→ **Objective**
Print the entries that appear below, exactly as written and without their pictures.

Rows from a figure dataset
^^^^^^^^^^^^^^^^

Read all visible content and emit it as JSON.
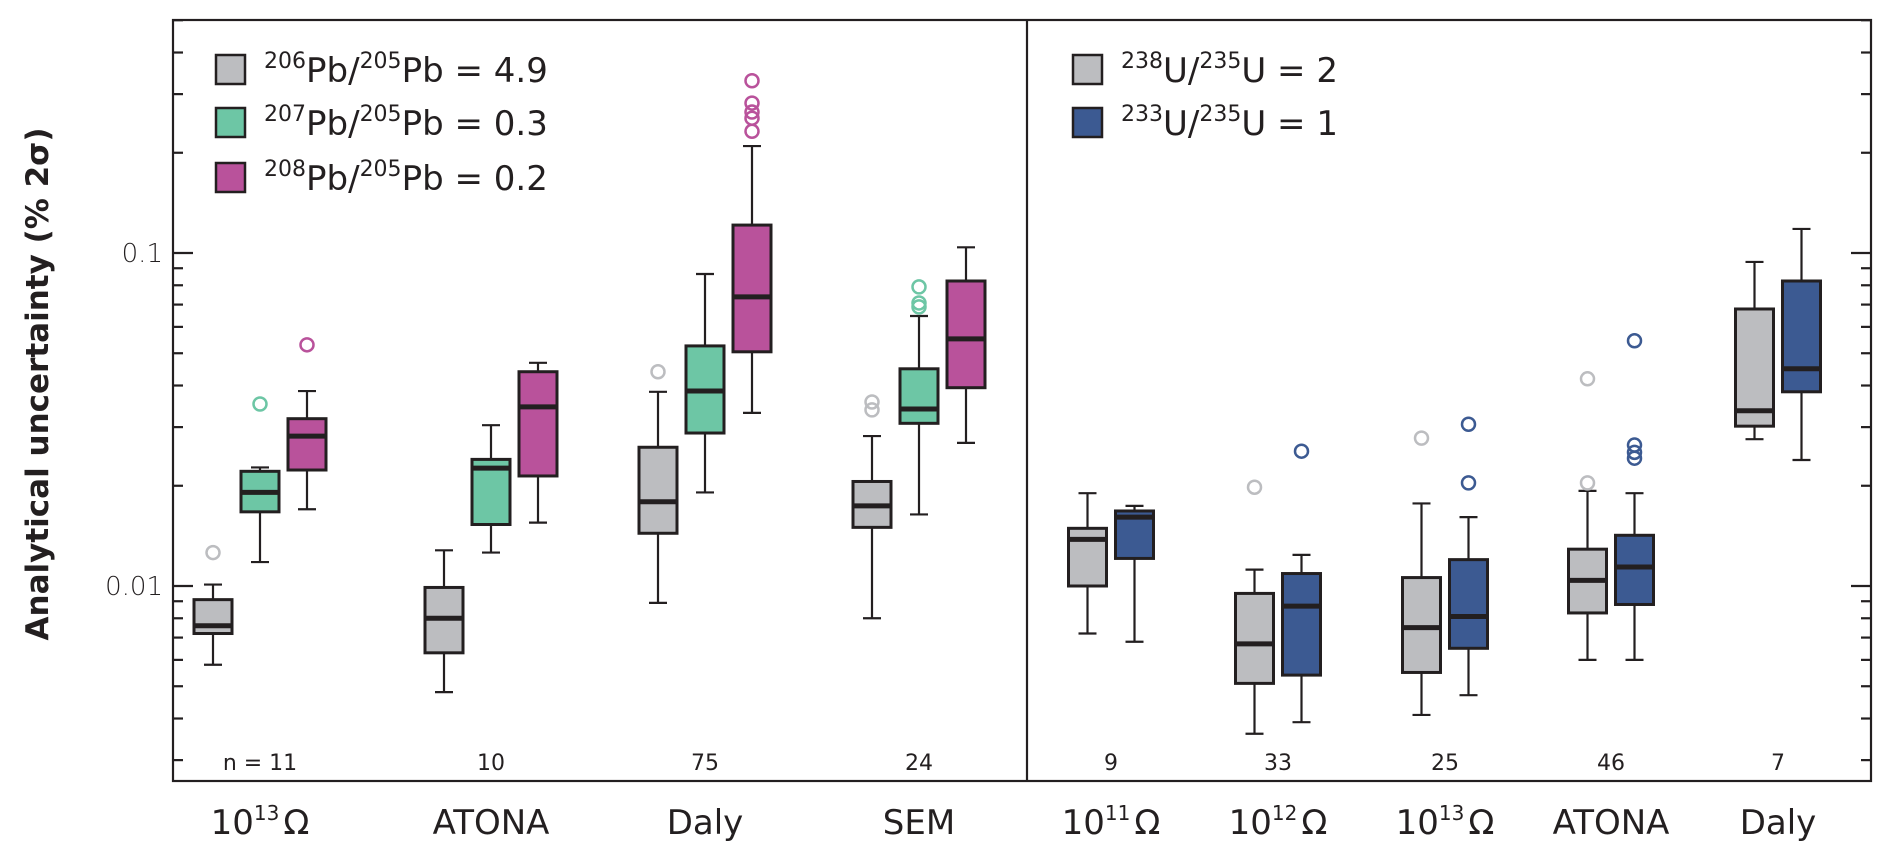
{
  "chart_data": {
    "type": "box",
    "yscale": "log",
    "ylabel": "Analytical uncertainty (% 2σ)",
    "ylim": [
      0.0027,
      0.5
    ],
    "y_ticks": [
      {
        "value": 0.1,
        "label": "0.1"
      },
      {
        "value": 0.01,
        "label": "0.01"
      }
    ],
    "y_minor_ticks": [
      0.5,
      0.4,
      0.3,
      0.2,
      0.09,
      0.08,
      0.07,
      0.06,
      0.05,
      0.04,
      0.03,
      0.02,
      0.009,
      0.008,
      0.007,
      0.006,
      0.005,
      0.004,
      0.003
    ],
    "grid": false,
    "panels": [
      {
        "name": "Pb",
        "legend_position": "top-left",
        "legend": [
          {
            "series": "206Pb",
            "sup1": "206",
            "el1": "Pb",
            "sup2": "205",
            "el2": "Pb",
            "ratio": "4.9",
            "color": "#bcbdc0"
          },
          {
            "series": "207Pb",
            "sup1": "207",
            "el1": "Pb",
            "sup2": "205",
            "el2": "Pb",
            "ratio": "0.3",
            "color": "#6dc6a5"
          },
          {
            "series": "208Pb",
            "sup1": "208",
            "el1": "Pb",
            "sup2": "205",
            "el2": "Pb",
            "ratio": "0.2",
            "color": "#b9529b"
          }
        ],
        "categories": [
          {
            "label": "10",
            "sup": "13",
            "unit": "Ω",
            "n_label": "n = 11"
          },
          {
            "label": "ATONA",
            "sup": "",
            "unit": "",
            "n_label": "10"
          },
          {
            "label": "Daly",
            "sup": "",
            "unit": "",
            "n_label": "75"
          },
          {
            "label": "SEM",
            "sup": "",
            "unit": "",
            "n_label": "24"
          }
        ],
        "series": [
          {
            "name": "206Pb/205Pb = 4.9",
            "color": "#bcbdc0",
            "boxes": [
              {
                "whislo": 0.0058,
                "q1": 0.0072,
                "med": 0.0076,
                "q3": 0.0091,
                "whishi": 0.0101,
                "fliers": [
                  0.0126
                ]
              },
              {
                "whislo": 0.0048,
                "q1": 0.0063,
                "med": 0.008,
                "q3": 0.0099,
                "whishi": 0.0128,
                "fliers": []
              },
              {
                "whislo": 0.0089,
                "q1": 0.0144,
                "med": 0.0179,
                "q3": 0.0261,
                "whishi": 0.0383,
                "fliers": [
                  0.044
                ]
              },
              {
                "whislo": 0.008,
                "q1": 0.015,
                "med": 0.0174,
                "q3": 0.0206,
                "whishi": 0.0282,
                "fliers": [
                  0.0338,
                  0.0357
                ]
              }
            ]
          },
          {
            "name": "207Pb/205Pb = 0.3",
            "color": "#6dc6a5",
            "boxes": [
              {
                "whislo": 0.0118,
                "q1": 0.0167,
                "med": 0.0191,
                "q3": 0.0221,
                "whishi": 0.0227,
                "fliers": [
                  0.0352
                ]
              },
              {
                "whislo": 0.0126,
                "q1": 0.0153,
                "med": 0.0226,
                "q3": 0.024,
                "whishi": 0.0304,
                "fliers": []
              },
              {
                "whislo": 0.0191,
                "q1": 0.0288,
                "med": 0.0385,
                "q3": 0.0526,
                "whishi": 0.0865,
                "fliers": []
              },
              {
                "whislo": 0.0164,
                "q1": 0.0308,
                "med": 0.034,
                "q3": 0.0449,
                "whishi": 0.0647,
                "fliers": [
                  0.0689,
                  0.0708,
                  0.0791
                ]
              }
            ]
          },
          {
            "name": "208Pb/205Pb = 0.2",
            "color": "#b9529b",
            "boxes": [
              {
                "whislo": 0.017,
                "q1": 0.0223,
                "med": 0.0282,
                "q3": 0.0318,
                "whishi": 0.0385,
                "fliers": [
                  0.053
                ]
              },
              {
                "whislo": 0.0155,
                "q1": 0.0214,
                "med": 0.0345,
                "q3": 0.044,
                "whishi": 0.0468,
                "fliers": []
              },
              {
                "whislo": 0.0331,
                "q1": 0.0505,
                "med": 0.0738,
                "q3": 0.1213,
                "whishi": 0.2095,
                "fliers": [
                  0.232,
                  0.254,
                  0.265,
                  0.282,
                  0.329
                ]
              },
              {
                "whislo": 0.0269,
                "q1": 0.0394,
                "med": 0.0552,
                "q3": 0.0824,
                "whishi": 0.104,
                "fliers": []
              }
            ]
          }
        ]
      },
      {
        "name": "U",
        "legend_position": "top-left",
        "legend": [
          {
            "series": "238U",
            "sup1": "238",
            "el1": "U",
            "sup2": "235",
            "el2": "U",
            "ratio": "2",
            "color": "#bcbdc0"
          },
          {
            "series": "233U",
            "sup1": "233",
            "el1": "U",
            "sup2": "235",
            "el2": "U",
            "ratio": "1",
            "color": "#3c5a92"
          }
        ],
        "categories": [
          {
            "label": "10",
            "sup": "11",
            "unit": "Ω",
            "n_label": "9"
          },
          {
            "label": "10",
            "sup": "12",
            "unit": "Ω",
            "n_label": "33"
          },
          {
            "label": "10",
            "sup": "13",
            "unit": "Ω",
            "n_label": "25"
          },
          {
            "label": "ATONA",
            "sup": "",
            "unit": "",
            "n_label": "46"
          },
          {
            "label": "Daly",
            "sup": "",
            "unit": "",
            "n_label": "7"
          }
        ],
        "series": [
          {
            "name": "238U/235U = 2",
            "color": "#bcbdc0",
            "boxes": [
              {
                "whislo": 0.0072,
                "q1": 0.01,
                "med": 0.0138,
                "q3": 0.0149,
                "whishi": 0.019,
                "fliers": []
              },
              {
                "whislo": 0.0036,
                "q1": 0.0051,
                "med": 0.0067,
                "q3": 0.0095,
                "whishi": 0.0112,
                "fliers": [
                  0.0198
                ]
              },
              {
                "whislo": 0.0041,
                "q1": 0.0055,
                "med": 0.0075,
                "q3": 0.0106,
                "whishi": 0.0177,
                "fliers": [
                  0.0278
                ]
              },
              {
                "whislo": 0.006,
                "q1": 0.0083,
                "med": 0.0104,
                "q3": 0.0129,
                "whishi": 0.0193,
                "fliers": [
                  0.0204,
                  0.0419
                ]
              },
              {
                "whislo": 0.0276,
                "q1": 0.0302,
                "med": 0.0336,
                "q3": 0.0679,
                "whishi": 0.094,
                "fliers": []
              }
            ]
          },
          {
            "name": "233U/235U = 1",
            "color": "#3c5a92",
            "boxes": [
              {
                "whislo": 0.0068,
                "q1": 0.0121,
                "med": 0.0161,
                "q3": 0.0168,
                "whishi": 0.0174,
                "fliers": []
              },
              {
                "whislo": 0.0039,
                "q1": 0.0054,
                "med": 0.0087,
                "q3": 0.0109,
                "whishi": 0.0124,
                "fliers": [
                  0.0254
                ]
              },
              {
                "whislo": 0.0047,
                "q1": 0.0065,
                "med": 0.0081,
                "q3": 0.012,
                "whishi": 0.0161,
                "fliers": [
                  0.0204,
                  0.0306
                ]
              },
              {
                "whislo": 0.006,
                "q1": 0.0088,
                "med": 0.0114,
                "q3": 0.0142,
                "whishi": 0.019,
                "fliers": [
                  0.0242,
                  0.0252,
                  0.0265,
                  0.0545
                ]
              },
              {
                "whislo": 0.0239,
                "q1": 0.0383,
                "med": 0.0449,
                "q3": 0.0824,
                "whishi": 0.1181,
                "fliers": []
              }
            ]
          }
        ]
      }
    ]
  }
}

^^^^^^^^^^^^^^^^

→ **Task solution**
Read all visible content and emit it as JSON.
{
  "chart_data": {
    "type": "box",
    "yscale": "log",
    "ylabel": "Analytical uncertainty (% 2σ)",
    "ylim": [
      0.0027,
      0.5
    ],
    "y_ticks": [
      {
        "value": 0.1,
        "label": "0.1"
      },
      {
        "value": 0.01,
        "label": "0.01"
      }
    ],
    "y_minor_ticks": [
      0.5,
      0.4,
      0.3,
      0.2,
      0.09,
      0.08,
      0.07,
      0.06,
      0.05,
      0.04,
      0.03,
      0.02,
      0.009,
      0.008,
      0.007,
      0.006,
      0.005,
      0.004,
      0.003
    ],
    "grid": false,
    "panels": [
      {
        "name": "Pb",
        "legend_position": "top-left",
        "legend": [
          {
            "series": "206Pb",
            "sup1": "206",
            "el1": "Pb",
            "sup2": "205",
            "el2": "Pb",
            "ratio": "4.9",
            "color": "#bcbdc0"
          },
          {
            "series": "207Pb",
            "sup1": "207",
            "el1": "Pb",
            "sup2": "205",
            "el2": "Pb",
            "ratio": "0.3",
            "color": "#6dc6a5"
          },
          {
            "series": "208Pb",
            "sup1": "208",
            "el1": "Pb",
            "sup2": "205",
            "el2": "Pb",
            "ratio": "0.2",
            "color": "#b9529b"
          }
        ],
        "categories": [
          {
            "label": "10",
            "sup": "13",
            "unit": "Ω",
            "n_label": "n = 11"
          },
          {
            "label": "ATONA",
            "sup": "",
            "unit": "",
            "n_label": "10"
          },
          {
            "label": "Daly",
            "sup": "",
            "unit": "",
            "n_label": "75"
          },
          {
            "label": "SEM",
            "sup": "",
            "unit": "",
            "n_label": "24"
          }
        ],
        "series": [
          {
            "name": "206Pb/205Pb = 4.9",
            "color": "#bcbdc0",
            "boxes": [
              {
                "whislo": 0.0058,
                "q1": 0.0072,
                "med": 0.0076,
                "q3": 0.0091,
                "whishi": 0.0101,
                "fliers": [
                  0.0126
                ]
              },
              {
                "whislo": 0.0048,
                "q1": 0.0063,
                "med": 0.008,
                "q3": 0.0099,
                "whishi": 0.0128,
                "fliers": []
              },
              {
                "whislo": 0.0089,
                "q1": 0.0144,
                "med": 0.0179,
                "q3": 0.0261,
                "whishi": 0.0383,
                "fliers": [
                  0.044
                ]
              },
              {
                "whislo": 0.008,
                "q1": 0.015,
                "med": 0.0174,
                "q3": 0.0206,
                "whishi": 0.0282,
                "fliers": [
                  0.0338,
                  0.0357
                ]
              }
            ]
          },
          {
            "name": "207Pb/205Pb = 0.3",
            "color": "#6dc6a5",
            "boxes": [
              {
                "whislo": 0.0118,
                "q1": 0.0167,
                "med": 0.0191,
                "q3": 0.0221,
                "whishi": 0.0227,
                "fliers": [
                  0.0352
                ]
              },
              {
                "whislo": 0.0126,
                "q1": 0.0153,
                "med": 0.0226,
                "q3": 0.024,
                "whishi": 0.0304,
                "fliers": []
              },
              {
                "whislo": 0.0191,
                "q1": 0.0288,
                "med": 0.0385,
                "q3": 0.0526,
                "whishi": 0.0865,
                "fliers": []
              },
              {
                "whislo": 0.0164,
                "q1": 0.0308,
                "med": 0.034,
                "q3": 0.0449,
                "whishi": 0.0647,
                "fliers": [
                  0.0689,
                  0.0708,
                  0.0791
                ]
              }
            ]
          },
          {
            "name": "208Pb/205Pb = 0.2",
            "color": "#b9529b",
            "boxes": [
              {
                "whislo": 0.017,
                "q1": 0.0223,
                "med": 0.0282,
                "q3": 0.0318,
                "whishi": 0.0385,
                "fliers": [
                  0.053
                ]
              },
              {
                "whislo": 0.0155,
                "q1": 0.0214,
                "med": 0.0345,
                "q3": 0.044,
                "whishi": 0.0468,
                "fliers": []
              },
              {
                "whislo": 0.0331,
                "q1": 0.0505,
                "med": 0.0738,
                "q3": 0.1213,
                "whishi": 0.2095,
                "fliers": [
                  0.232,
                  0.254,
                  0.265,
                  0.282,
                  0.329
                ]
              },
              {
                "whislo": 0.0269,
                "q1": 0.0394,
                "med": 0.0552,
                "q3": 0.0824,
                "whishi": 0.104,
                "fliers": []
              }
            ]
          }
        ]
      },
      {
        "name": "U",
        "legend_position": "top-left",
        "legend": [
          {
            "series": "238U",
            "sup1": "238",
            "el1": "U",
            "sup2": "235",
            "el2": "U",
            "ratio": "2",
            "color": "#bcbdc0"
          },
          {
            "series": "233U",
            "sup1": "233",
            "el1": "U",
            "sup2": "235",
            "el2": "U",
            "ratio": "1",
            "color": "#3c5a92"
          }
        ],
        "categories": [
          {
            "label": "10",
            "sup": "11",
            "unit": "Ω",
            "n_label": "9"
          },
          {
            "label": "10",
            "sup": "12",
            "unit": "Ω",
            "n_label": "33"
          },
          {
            "label": "10",
            "sup": "13",
            "unit": "Ω",
            "n_label": "25"
          },
          {
            "label": "ATONA",
            "sup": "",
            "unit": "",
            "n_label": "46"
          },
          {
            "label": "Daly",
            "sup": "",
            "unit": "",
            "n_label": "7"
          }
        ],
        "series": [
          {
            "name": "238U/235U = 2",
            "color": "#bcbdc0",
            "boxes": [
              {
                "whislo": 0.0072,
                "q1": 0.01,
                "med": 0.0138,
                "q3": 0.0149,
                "whishi": 0.019,
                "fliers": []
              },
              {
                "whislo": 0.0036,
                "q1": 0.0051,
                "med": 0.0067,
                "q3": 0.0095,
                "whishi": 0.0112,
                "fliers": [
                  0.0198
                ]
              },
              {
                "whislo": 0.0041,
                "q1": 0.0055,
                "med": 0.0075,
                "q3": 0.0106,
                "whishi": 0.0177,
                "fliers": [
                  0.0278
                ]
              },
              {
                "whislo": 0.006,
                "q1": 0.0083,
                "med": 0.0104,
                "q3": 0.0129,
                "whishi": 0.0193,
                "fliers": [
                  0.0204,
                  0.0419
                ]
              },
              {
                "whislo": 0.0276,
                "q1": 0.0302,
                "med": 0.0336,
                "q3": 0.0679,
                "whishi": 0.094,
                "fliers": []
              }
            ]
          },
          {
            "name": "233U/235U = 1",
            "color": "#3c5a92",
            "boxes": [
              {
                "whislo": 0.0068,
                "q1": 0.0121,
                "med": 0.0161,
                "q3": 0.0168,
                "whishi": 0.0174,
                "fliers": []
              },
              {
                "whislo": 0.0039,
                "q1": 0.0054,
                "med": 0.0087,
                "q3": 0.0109,
                "whishi": 0.0124,
                "fliers": [
                  0.0254
                ]
              },
              {
                "whislo": 0.0047,
                "q1": 0.0065,
                "med": 0.0081,
                "q3": 0.012,
                "whishi": 0.0161,
                "fliers": [
                  0.0204,
                  0.0306
                ]
              },
              {
                "whislo": 0.006,
                "q1": 0.0088,
                "med": 0.0114,
                "q3": 0.0142,
                "whishi": 0.019,
                "fliers": [
                  0.0242,
                  0.0252,
                  0.0265,
                  0.0545
                ]
              },
              {
                "whislo": 0.0239,
                "q1": 0.0383,
                "med": 0.0449,
                "q3": 0.0824,
                "whishi": 0.1181,
                "fliers": []
              }
            ]
          }
        ]
      }
    ]
  }
}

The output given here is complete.